**Exercise description**. Give a verbatim quotation of every record.

** START Records for the exercise **

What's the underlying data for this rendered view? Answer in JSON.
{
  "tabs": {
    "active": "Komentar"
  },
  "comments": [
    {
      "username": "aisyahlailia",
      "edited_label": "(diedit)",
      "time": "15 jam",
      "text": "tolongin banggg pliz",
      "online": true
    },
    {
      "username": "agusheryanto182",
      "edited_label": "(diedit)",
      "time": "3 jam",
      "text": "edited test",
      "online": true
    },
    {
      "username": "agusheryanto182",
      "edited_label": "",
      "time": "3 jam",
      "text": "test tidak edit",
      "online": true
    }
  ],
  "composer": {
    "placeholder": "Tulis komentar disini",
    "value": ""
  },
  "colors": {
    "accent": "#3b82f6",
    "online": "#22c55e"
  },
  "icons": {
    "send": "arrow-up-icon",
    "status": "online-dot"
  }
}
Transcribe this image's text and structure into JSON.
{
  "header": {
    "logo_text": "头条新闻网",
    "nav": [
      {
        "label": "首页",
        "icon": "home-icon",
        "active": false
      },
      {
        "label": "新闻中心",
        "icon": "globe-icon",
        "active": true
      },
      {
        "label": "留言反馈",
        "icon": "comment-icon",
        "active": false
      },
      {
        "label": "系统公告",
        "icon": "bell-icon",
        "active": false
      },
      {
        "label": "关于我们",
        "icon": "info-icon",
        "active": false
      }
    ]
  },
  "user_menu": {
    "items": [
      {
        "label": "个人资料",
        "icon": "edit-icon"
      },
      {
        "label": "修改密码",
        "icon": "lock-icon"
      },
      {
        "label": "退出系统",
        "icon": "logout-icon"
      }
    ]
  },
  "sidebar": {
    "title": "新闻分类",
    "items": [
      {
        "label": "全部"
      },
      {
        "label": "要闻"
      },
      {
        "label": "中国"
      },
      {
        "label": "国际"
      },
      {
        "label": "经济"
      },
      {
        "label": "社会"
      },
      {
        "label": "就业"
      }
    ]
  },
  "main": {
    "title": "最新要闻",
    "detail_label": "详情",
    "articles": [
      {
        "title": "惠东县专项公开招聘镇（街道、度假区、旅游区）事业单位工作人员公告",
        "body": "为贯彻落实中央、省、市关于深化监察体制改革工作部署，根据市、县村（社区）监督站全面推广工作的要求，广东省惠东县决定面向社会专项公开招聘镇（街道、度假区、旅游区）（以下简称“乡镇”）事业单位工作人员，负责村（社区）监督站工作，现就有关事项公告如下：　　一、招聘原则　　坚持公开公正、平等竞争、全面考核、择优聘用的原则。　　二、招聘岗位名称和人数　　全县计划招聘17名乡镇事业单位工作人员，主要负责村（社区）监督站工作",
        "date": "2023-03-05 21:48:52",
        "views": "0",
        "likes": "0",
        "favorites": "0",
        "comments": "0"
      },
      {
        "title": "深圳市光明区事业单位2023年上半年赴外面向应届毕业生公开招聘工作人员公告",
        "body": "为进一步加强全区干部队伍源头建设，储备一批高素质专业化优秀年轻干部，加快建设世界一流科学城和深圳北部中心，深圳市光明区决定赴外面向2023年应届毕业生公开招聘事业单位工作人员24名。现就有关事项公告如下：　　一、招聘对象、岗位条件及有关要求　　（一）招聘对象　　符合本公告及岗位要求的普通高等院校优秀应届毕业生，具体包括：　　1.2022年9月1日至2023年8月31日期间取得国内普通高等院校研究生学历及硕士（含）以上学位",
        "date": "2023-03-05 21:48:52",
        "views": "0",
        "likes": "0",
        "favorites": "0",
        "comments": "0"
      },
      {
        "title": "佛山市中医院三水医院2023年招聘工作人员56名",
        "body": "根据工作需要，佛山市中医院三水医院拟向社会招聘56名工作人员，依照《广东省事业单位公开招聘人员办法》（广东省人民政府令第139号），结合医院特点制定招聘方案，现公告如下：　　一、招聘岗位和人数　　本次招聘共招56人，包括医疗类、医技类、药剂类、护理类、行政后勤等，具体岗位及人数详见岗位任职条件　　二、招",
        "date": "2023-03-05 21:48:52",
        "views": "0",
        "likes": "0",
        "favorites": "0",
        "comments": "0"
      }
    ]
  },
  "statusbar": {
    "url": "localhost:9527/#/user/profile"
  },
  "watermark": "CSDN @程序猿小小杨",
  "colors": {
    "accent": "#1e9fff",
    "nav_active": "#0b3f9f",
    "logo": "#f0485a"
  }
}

** END Records for the exercise **

**Finished task**.
What's the underlying data for this rendered view? Answer in JSON.
{
  "tabs": {
    "active": "Komentar"
  },
  "comments": [
    {
      "username": "aisyahlailia",
      "edited_label": "(diedit)",
      "time": "15 jam",
      "text": "tolongin banggg pliz",
      "online": true
    },
    {
      "username": "agusheryanto182",
      "edited_label": "(diedit)",
      "time": "3 jam",
      "text": "edited test",
      "online": true
    },
    {
      "username": "agusheryanto182",
      "edited_label": "",
      "time": "3 jam",
      "text": "test tidak edit",
      "online": true
    }
  ],
  "composer": {
    "placeholder": "Tulis komentar disini",
    "value": ""
  },
  "colors": {
    "accent": "#3b82f6",
    "online": "#22c55e"
  },
  "icons": {
    "send": "arrow-up-icon",
    "status": "online-dot"
  }
}
Transcribe this image's text and structure into JSON.
{
  "header": {
    "logo_text": "头条新闻网",
    "nav": [
      {
        "label": "首页",
        "icon": "home-icon",
        "active": false
      },
      {
        "label": "新闻中心",
        "icon": "globe-icon",
        "active": true
      },
      {
        "label": "留言反馈",
        "icon": "comment-icon",
        "active": false
      },
      {
        "label": "系统公告",
        "icon": "bell-icon",
        "active": false
      },
      {
        "label": "关于我们",
        "icon": "info-icon",
        "active": false
      }
    ]
  },
  "user_menu": {
    "items": [
      {
        "label": "个人资料",
        "icon": "edit-icon"
      },
      {
        "label": "修改密码",
        "icon": "lock-icon"
      },
      {
        "label": "退出系统",
        "icon": "logout-icon"
      }
    ]
  },
  "sidebar": {
    "title": "新闻分类",
    "items": [
      {
        "label": "全部"
      },
      {
        "label": "要闻"
      },
      {
        "label": "中国"
      },
      {
        "label": "国际"
      },
      {
        "label": "经济"
      },
      {
        "label": "社会"
      },
      {
        "label": "就业"
      }
    ]
  },
  "main": {
    "title": "最新要闻",
    "detail_label": "详情",
    "articles": [
      {
        "title": "惠东县专项公开招聘镇（街道、度假区、旅游区）事业单位工作人员公告",
        "body": "为贯彻落实中央、省、市关于深化监察体制改革工作部署，根据市、县村（社区）监督站全面推广工作的要求，广东省惠东县决定面向社会专项公开招聘镇（街道、度假区、旅游区）（以下简称“乡镇”）事业单位工作人员，负责村（社区）监督站工作，现就有关事项公告如下：　　一、招聘原则　　坚持公开公正、平等竞争、全面考核、择优聘用的原则。　　二、招聘岗位名称和人数　　全县计划招聘17名乡镇事业单位工作人员，主要负责村（社区）监督站工作",
        "date": "2023-03-05 21:48:52",
        "views": "0",
        "likes": "0",
        "favorites": "0",
        "comments": "0"
      },
      {
        "title": "深圳市光明区事业单位2023年上半年赴外面向应届毕业生公开招聘工作人员公告",
        "body": "为进一步加强全区干部队伍源头建设，储备一批高素质专业化优秀年轻干部，加快建设世界一流科学城和深圳北部中心，深圳市光明区决定赴外面向2023年应届毕业生公开招聘事业单位工作人员24名。现就有关事项公告如下：　　一、招聘对象、岗位条件及有关要求　　（一）招聘对象　　符合本公告及岗位要求的普通高等院校优秀应届毕业生，具体包括：　　1.2022年9月1日至2023年8月31日期间取得国内普通高等院校研究生学历及硕士（含）以上学位",
        "date": "2023-03-05 21:48:52",
        "views": "0",
        "likes": "0",
        "favorites": "0",
        "comments": "0"
      },
      {
        "title": "佛山市中医院三水医院2023年招聘工作人员56名",
        "body": "根据工作需要，佛山市中医院三水医院拟向社会招聘56名工作人员，依照《广东省事业单位公开招聘人员办法》（广东省人民政府令第139号），结合医院特点制定招聘方案，现公告如下：　　一、招聘岗位和人数　　本次招聘共招56人，包括医疗类、医技类、药剂类、护理类、行政后勤等，具体岗位及人数详见岗位任职条件　　二、招",
        "date": "2023-03-05 21:48:52",
        "views": "0",
        "likes": "0",
        "favorites": "0",
        "comments": "0"
      }
    ]
  },
  "statusbar": {
    "url": "localhost:9527/#/user/profile"
  },
  "watermark": "CSDN @程序猿小小杨",
  "colors": {
    "accent": "#1e9fff",
    "nav_active": "#0b3f9f",
    "logo": "#f0485a"
  }
}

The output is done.